Exercise instructions.
Copy the records below exactly as they appear.

★ ★ ★ ★

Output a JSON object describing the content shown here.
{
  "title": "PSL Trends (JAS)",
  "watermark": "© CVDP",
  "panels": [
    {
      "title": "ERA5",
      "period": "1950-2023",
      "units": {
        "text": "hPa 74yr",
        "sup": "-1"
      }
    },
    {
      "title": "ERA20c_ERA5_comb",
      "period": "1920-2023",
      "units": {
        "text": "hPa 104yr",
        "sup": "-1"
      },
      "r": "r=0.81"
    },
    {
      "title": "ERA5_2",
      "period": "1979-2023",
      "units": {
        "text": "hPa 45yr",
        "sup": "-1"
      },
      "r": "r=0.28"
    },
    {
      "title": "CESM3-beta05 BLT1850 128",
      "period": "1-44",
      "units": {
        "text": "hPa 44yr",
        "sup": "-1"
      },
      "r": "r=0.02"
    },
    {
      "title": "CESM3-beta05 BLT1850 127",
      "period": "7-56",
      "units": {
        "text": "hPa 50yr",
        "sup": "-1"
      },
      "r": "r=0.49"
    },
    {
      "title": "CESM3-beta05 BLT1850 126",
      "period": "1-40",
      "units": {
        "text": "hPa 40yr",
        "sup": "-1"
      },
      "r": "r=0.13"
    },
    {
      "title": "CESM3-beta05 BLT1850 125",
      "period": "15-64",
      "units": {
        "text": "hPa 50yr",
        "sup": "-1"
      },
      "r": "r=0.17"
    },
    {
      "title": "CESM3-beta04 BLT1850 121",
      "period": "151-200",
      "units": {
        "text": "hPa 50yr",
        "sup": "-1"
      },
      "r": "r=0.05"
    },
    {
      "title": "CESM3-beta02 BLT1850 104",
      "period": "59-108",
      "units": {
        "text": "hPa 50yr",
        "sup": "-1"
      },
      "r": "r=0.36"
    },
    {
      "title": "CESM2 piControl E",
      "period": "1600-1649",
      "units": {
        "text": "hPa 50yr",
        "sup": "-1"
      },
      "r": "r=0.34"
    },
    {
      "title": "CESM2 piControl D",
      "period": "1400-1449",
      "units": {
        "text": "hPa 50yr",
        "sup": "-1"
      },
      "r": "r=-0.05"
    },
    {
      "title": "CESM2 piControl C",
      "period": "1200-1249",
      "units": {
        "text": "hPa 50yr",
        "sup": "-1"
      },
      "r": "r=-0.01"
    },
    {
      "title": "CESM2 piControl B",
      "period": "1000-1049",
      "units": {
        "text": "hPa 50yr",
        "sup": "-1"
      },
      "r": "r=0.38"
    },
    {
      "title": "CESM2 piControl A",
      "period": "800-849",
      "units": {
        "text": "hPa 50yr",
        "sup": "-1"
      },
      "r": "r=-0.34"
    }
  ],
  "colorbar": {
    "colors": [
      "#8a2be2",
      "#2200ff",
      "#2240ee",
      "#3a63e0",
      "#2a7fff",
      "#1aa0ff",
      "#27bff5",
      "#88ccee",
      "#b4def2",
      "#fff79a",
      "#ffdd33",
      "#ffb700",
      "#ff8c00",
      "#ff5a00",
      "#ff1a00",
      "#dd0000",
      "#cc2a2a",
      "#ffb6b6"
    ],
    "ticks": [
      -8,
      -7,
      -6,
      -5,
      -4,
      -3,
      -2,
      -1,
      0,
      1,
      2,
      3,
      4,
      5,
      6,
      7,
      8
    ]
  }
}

★ ★ ★ ★

Answer to this problem.
Output a JSON object describing the content shown here.
{
  "title": "PSL Trends (JAS)",
  "watermark": "© CVDP",
  "panels": [
    {
      "title": "ERA5",
      "period": "1950-2023",
      "units": {
        "text": "hPa 74yr",
        "sup": "-1"
      }
    },
    {
      "title": "ERA20c_ERA5_comb",
      "period": "1920-2023",
      "units": {
        "text": "hPa 104yr",
        "sup": "-1"
      },
      "r": "r=0.81"
    },
    {
      "title": "ERA5_2",
      "period": "1979-2023",
      "units": {
        "text": "hPa 45yr",
        "sup": "-1"
      },
      "r": "r=0.28"
    },
    {
      "title": "CESM3-beta05 BLT1850 128",
      "period": "1-44",
      "units": {
        "text": "hPa 44yr",
        "sup": "-1"
      },
      "r": "r=0.02"
    },
    {
      "title": "CESM3-beta05 BLT1850 127",
      "period": "7-56",
      "units": {
        "text": "hPa 50yr",
        "sup": "-1"
      },
      "r": "r=0.49"
    },
    {
      "title": "CESM3-beta05 BLT1850 126",
      "period": "1-40",
      "units": {
        "text": "hPa 40yr",
        "sup": "-1"
      },
      "r": "r=0.13"
    },
    {
      "title": "CESM3-beta05 BLT1850 125",
      "period": "15-64",
      "units": {
        "text": "hPa 50yr",
        "sup": "-1"
      },
      "r": "r=0.17"
    },
    {
      "title": "CESM3-beta04 BLT1850 121",
      "period": "151-200",
      "units": {
        "text": "hPa 50yr",
        "sup": "-1"
      },
      "r": "r=0.05"
    },
    {
      "title": "CESM3-beta02 BLT1850 104",
      "period": "59-108",
      "units": {
        "text": "hPa 50yr",
        "sup": "-1"
      },
      "r": "r=0.36"
    },
    {
      "title": "CESM2 piControl E",
      "period": "1600-1649",
      "units": {
        "text": "hPa 50yr",
        "sup": "-1"
      },
      "r": "r=0.34"
    },
    {
      "title": "CESM2 piControl D",
      "period": "1400-1449",
      "units": {
        "text": "hPa 50yr",
        "sup": "-1"
      },
      "r": "r=-0.05"
    },
    {
      "title": "CESM2 piControl C",
      "period": "1200-1249",
      "units": {
        "text": "hPa 50yr",
        "sup": "-1"
      },
      "r": "r=-0.01"
    },
    {
      "title": "CESM2 piControl B",
      "period": "1000-1049",
      "units": {
        "text": "hPa 50yr",
        "sup": "-1"
      },
      "r": "r=0.38"
    },
    {
      "title": "CESM2 piControl A",
      "period": "800-849",
      "units": {
        "text": "hPa 50yr",
        "sup": "-1"
      },
      "r": "r=-0.34"
    }
  ],
  "colorbar": {
    "colors": [
      "#8a2be2",
      "#2200ff",
      "#2240ee",
      "#3a63e0",
      "#2a7fff",
      "#1aa0ff",
      "#27bff5",
      "#88ccee",
      "#b4def2",
      "#fff79a",
      "#ffdd33",
      "#ffb700",
      "#ff8c00",
      "#ff5a00",
      "#ff1a00",
      "#dd0000",
      "#cc2a2a",
      "#ffb6b6"
    ],
    "ticks": [
      -8,
      -7,
      -6,
      -5,
      -4,
      -3,
      -2,
      -1,
      0,
      1,
      2,
      3,
      4,
      5,
      6,
      7,
      8
    ]
  }
}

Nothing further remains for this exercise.